**Exercise aim**:
What follows is a set of records; repeat all of them exactly.

━━━ Given data

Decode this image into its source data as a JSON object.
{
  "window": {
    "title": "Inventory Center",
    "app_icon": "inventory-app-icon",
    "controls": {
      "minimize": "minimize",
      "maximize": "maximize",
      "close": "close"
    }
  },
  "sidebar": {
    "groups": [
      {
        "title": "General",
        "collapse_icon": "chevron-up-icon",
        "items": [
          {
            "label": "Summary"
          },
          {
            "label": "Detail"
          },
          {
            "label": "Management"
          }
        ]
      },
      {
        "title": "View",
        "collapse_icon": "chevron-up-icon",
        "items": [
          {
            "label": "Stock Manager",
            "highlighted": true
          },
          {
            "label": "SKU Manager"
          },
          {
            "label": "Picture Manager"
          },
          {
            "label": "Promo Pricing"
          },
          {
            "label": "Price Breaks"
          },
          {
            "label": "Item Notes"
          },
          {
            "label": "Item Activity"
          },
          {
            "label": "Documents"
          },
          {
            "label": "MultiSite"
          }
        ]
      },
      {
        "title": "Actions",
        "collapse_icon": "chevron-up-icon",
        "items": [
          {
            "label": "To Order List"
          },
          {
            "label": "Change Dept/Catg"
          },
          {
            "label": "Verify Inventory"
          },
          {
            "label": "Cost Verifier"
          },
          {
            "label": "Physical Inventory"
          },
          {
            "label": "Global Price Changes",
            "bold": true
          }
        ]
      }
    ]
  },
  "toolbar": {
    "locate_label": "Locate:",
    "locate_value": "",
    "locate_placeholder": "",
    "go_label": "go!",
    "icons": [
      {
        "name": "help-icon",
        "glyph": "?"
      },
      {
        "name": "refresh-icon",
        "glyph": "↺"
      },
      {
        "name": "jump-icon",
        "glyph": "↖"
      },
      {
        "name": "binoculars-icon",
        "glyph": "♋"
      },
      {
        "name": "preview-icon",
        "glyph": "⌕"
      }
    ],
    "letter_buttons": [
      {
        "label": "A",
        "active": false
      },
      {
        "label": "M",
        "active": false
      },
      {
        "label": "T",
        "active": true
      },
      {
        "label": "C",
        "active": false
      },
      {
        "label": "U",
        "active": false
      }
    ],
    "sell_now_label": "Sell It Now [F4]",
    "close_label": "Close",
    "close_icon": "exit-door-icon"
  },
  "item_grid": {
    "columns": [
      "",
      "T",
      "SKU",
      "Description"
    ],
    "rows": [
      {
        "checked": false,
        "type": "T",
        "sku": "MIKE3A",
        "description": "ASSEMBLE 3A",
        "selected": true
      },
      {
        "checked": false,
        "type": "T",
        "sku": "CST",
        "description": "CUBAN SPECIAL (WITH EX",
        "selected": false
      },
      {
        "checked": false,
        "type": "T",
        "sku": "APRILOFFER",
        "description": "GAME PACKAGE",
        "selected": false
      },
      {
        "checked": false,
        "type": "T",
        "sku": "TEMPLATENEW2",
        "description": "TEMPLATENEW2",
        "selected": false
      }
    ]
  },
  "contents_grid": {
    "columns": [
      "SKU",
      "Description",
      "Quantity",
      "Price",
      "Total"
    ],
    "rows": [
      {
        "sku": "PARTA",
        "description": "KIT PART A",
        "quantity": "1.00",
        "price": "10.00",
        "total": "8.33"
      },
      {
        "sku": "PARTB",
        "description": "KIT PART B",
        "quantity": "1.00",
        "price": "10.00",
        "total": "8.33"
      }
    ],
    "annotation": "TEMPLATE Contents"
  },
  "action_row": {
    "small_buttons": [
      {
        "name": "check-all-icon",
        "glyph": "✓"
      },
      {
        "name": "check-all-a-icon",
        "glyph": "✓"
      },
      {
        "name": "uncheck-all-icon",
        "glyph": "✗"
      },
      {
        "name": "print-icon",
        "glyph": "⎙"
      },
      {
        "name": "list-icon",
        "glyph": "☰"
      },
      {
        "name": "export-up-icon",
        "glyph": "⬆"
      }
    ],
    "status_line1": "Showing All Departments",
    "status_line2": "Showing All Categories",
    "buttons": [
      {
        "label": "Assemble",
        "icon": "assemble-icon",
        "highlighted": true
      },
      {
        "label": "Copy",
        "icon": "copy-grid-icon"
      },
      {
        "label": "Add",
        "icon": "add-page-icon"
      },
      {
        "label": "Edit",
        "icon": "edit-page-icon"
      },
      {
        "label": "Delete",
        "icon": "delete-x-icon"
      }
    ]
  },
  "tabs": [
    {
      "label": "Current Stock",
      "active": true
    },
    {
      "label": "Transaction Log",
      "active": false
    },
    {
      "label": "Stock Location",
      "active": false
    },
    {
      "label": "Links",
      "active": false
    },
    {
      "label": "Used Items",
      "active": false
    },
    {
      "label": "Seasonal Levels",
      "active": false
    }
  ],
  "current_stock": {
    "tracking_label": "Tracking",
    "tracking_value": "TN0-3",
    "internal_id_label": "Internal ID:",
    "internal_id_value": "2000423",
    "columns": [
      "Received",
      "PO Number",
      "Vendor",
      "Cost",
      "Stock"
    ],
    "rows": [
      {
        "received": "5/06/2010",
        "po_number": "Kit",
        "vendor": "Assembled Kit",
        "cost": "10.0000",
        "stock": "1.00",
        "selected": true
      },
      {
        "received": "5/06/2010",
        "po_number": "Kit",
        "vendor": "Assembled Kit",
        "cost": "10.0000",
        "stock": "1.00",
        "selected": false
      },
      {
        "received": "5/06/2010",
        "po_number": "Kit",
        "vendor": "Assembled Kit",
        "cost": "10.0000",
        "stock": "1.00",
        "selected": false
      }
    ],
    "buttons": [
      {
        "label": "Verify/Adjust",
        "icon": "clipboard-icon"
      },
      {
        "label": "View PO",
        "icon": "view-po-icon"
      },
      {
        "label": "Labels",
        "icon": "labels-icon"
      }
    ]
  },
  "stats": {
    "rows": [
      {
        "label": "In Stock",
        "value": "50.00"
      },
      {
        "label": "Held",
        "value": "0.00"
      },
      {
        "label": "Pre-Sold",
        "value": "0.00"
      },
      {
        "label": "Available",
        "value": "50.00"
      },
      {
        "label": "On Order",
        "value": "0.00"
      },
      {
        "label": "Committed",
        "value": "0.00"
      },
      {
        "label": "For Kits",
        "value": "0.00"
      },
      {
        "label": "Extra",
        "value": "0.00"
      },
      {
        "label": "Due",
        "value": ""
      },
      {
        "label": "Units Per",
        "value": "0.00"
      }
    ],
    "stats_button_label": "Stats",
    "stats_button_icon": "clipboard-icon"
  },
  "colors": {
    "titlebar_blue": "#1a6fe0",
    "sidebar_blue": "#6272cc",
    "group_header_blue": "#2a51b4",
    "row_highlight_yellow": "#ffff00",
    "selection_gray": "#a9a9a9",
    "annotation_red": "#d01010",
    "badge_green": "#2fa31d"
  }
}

━━━━━━

**Full solution**:
Decode this image into its source data as a JSON object.
{
  "window": {
    "title": "Inventory Center",
    "app_icon": "inventory-app-icon",
    "controls": {
      "minimize": "minimize",
      "maximize": "maximize",
      "close": "close"
    }
  },
  "sidebar": {
    "groups": [
      {
        "title": "General",
        "collapse_icon": "chevron-up-icon",
        "items": [
          {
            "label": "Summary"
          },
          {
            "label": "Detail"
          },
          {
            "label": "Management"
          }
        ]
      },
      {
        "title": "View",
        "collapse_icon": "chevron-up-icon",
        "items": [
          {
            "label": "Stock Manager",
            "highlighted": true
          },
          {
            "label": "SKU Manager"
          },
          {
            "label": "Picture Manager"
          },
          {
            "label": "Promo Pricing"
          },
          {
            "label": "Price Breaks"
          },
          {
            "label": "Item Notes"
          },
          {
            "label": "Item Activity"
          },
          {
            "label": "Documents"
          },
          {
            "label": "MultiSite"
          }
        ]
      },
      {
        "title": "Actions",
        "collapse_icon": "chevron-up-icon",
        "items": [
          {
            "label": "To Order List"
          },
          {
            "label": "Change Dept/Catg"
          },
          {
            "label": "Verify Inventory"
          },
          {
            "label": "Cost Verifier"
          },
          {
            "label": "Physical Inventory"
          },
          {
            "label": "Global Price Changes",
            "bold": true
          }
        ]
      }
    ]
  },
  "toolbar": {
    "locate_label": "Locate:",
    "locate_value": "",
    "locate_placeholder": "",
    "go_label": "go!",
    "icons": [
      {
        "name": "help-icon",
        "glyph": "?"
      },
      {
        "name": "refresh-icon",
        "glyph": "↺"
      },
      {
        "name": "jump-icon",
        "glyph": "↖"
      },
      {
        "name": "binoculars-icon",
        "glyph": "♋"
      },
      {
        "name": "preview-icon",
        "glyph": "⌕"
      }
    ],
    "letter_buttons": [
      {
        "label": "A",
        "active": false
      },
      {
        "label": "M",
        "active": false
      },
      {
        "label": "T",
        "active": true
      },
      {
        "label": "C",
        "active": false
      },
      {
        "label": "U",
        "active": false
      }
    ],
    "sell_now_label": "Sell It Now [F4]",
    "close_label": "Close",
    "close_icon": "exit-door-icon"
  },
  "item_grid": {
    "columns": [
      "",
      "T",
      "SKU",
      "Description"
    ],
    "rows": [
      {
        "checked": false,
        "type": "T",
        "sku": "MIKE3A",
        "description": "ASSEMBLE 3A",
        "selected": true
      },
      {
        "checked": false,
        "type": "T",
        "sku": "CST",
        "description": "CUBAN SPECIAL (WITH EX",
        "selected": false
      },
      {
        "checked": false,
        "type": "T",
        "sku": "APRILOFFER",
        "description": "GAME PACKAGE",
        "selected": false
      },
      {
        "checked": false,
        "type": "T",
        "sku": "TEMPLATENEW2",
        "description": "TEMPLATENEW2",
        "selected": false
      }
    ]
  },
  "contents_grid": {
    "columns": [
      "SKU",
      "Description",
      "Quantity",
      "Price",
      "Total"
    ],
    "rows": [
      {
        "sku": "PARTA",
        "description": "KIT PART A",
        "quantity": "1.00",
        "price": "10.00",
        "total": "8.33"
      },
      {
        "sku": "PARTB",
        "description": "KIT PART B",
        "quantity": "1.00",
        "price": "10.00",
        "total": "8.33"
      }
    ],
    "annotation": "TEMPLATE Contents"
  },
  "action_row": {
    "small_buttons": [
      {
        "name": "check-all-icon",
        "glyph": "✓"
      },
      {
        "name": "check-all-a-icon",
        "glyph": "✓"
      },
      {
        "name": "uncheck-all-icon",
        "glyph": "✗"
      },
      {
        "name": "print-icon",
        "glyph": "⎙"
      },
      {
        "name": "list-icon",
        "glyph": "☰"
      },
      {
        "name": "export-up-icon",
        "glyph": "⬆"
      }
    ],
    "status_line1": "Showing All Departments",
    "status_line2": "Showing All Categories",
    "buttons": [
      {
        "label": "Assemble",
        "icon": "assemble-icon",
        "highlighted": true
      },
      {
        "label": "Copy",
        "icon": "copy-grid-icon"
      },
      {
        "label": "Add",
        "icon": "add-page-icon"
      },
      {
        "label": "Edit",
        "icon": "edit-page-icon"
      },
      {
        "label": "Delete",
        "icon": "delete-x-icon"
      }
    ]
  },
  "tabs": [
    {
      "label": "Current Stock",
      "active": true
    },
    {
      "label": "Transaction Log",
      "active": false
    },
    {
      "label": "Stock Location",
      "active": false
    },
    {
      "label": "Links",
      "active": false
    },
    {
      "label": "Used Items",
      "active": false
    },
    {
      "label": "Seasonal Levels",
      "active": false
    }
  ],
  "current_stock": {
    "tracking_label": "Tracking",
    "tracking_value": "TN0-3",
    "internal_id_label": "Internal ID:",
    "internal_id_value": "2000423",
    "columns": [
      "Received",
      "PO Number",
      "Vendor",
      "Cost",
      "Stock"
    ],
    "rows": [
      {
        "received": "5/06/2010",
        "po_number": "Kit",
        "vendor": "Assembled Kit",
        "cost": "10.0000",
        "stock": "1.00",
        "selected": true
      },
      {
        "received": "5/06/2010",
        "po_number": "Kit",
        "vendor": "Assembled Kit",
        "cost": "10.0000",
        "stock": "1.00",
        "selected": false
      },
      {
        "received": "5/06/2010",
        "po_number": "Kit",
        "vendor": "Assembled Kit",
        "cost": "10.0000",
        "stock": "1.00",
        "selected": false
      }
    ],
    "buttons": [
      {
        "label": "Verify/Adjust",
        "icon": "clipboard-icon"
      },
      {
        "label": "View PO",
        "icon": "view-po-icon"
      },
      {
        "label": "Labels",
        "icon": "labels-icon"
      }
    ]
  },
  "stats": {
    "rows": [
      {
        "label": "In Stock",
        "value": "50.00"
      },
      {
        "label": "Held",
        "value": "0.00"
      },
      {
        "label": "Pre-Sold",
        "value": "0.00"
      },
      {
        "label": "Available",
        "value": "50.00"
      },
      {
        "label": "On Order",
        "value": "0.00"
      },
      {
        "label": "Committed",
        "value": "0.00"
      },
      {
        "label": "For Kits",
        "value": "0.00"
      },
      {
        "label": "Extra",
        "value": "0.00"
      },
      {
        "label": "Due",
        "value": ""
      },
      {
        "label": "Units Per",
        "value": "0.00"
      }
    ],
    "stats_button_label": "Stats",
    "stats_button_icon": "clipboard-icon"
  },
  "colors": {
    "titlebar_blue": "#1a6fe0",
    "sidebar_blue": "#6272cc",
    "group_header_blue": "#2a51b4",
    "row_highlight_yellow": "#ffff00",
    "selection_gray": "#a9a9a9",
    "annotation_red": "#d01010",
    "badge_green": "#2fa31d"
  }
}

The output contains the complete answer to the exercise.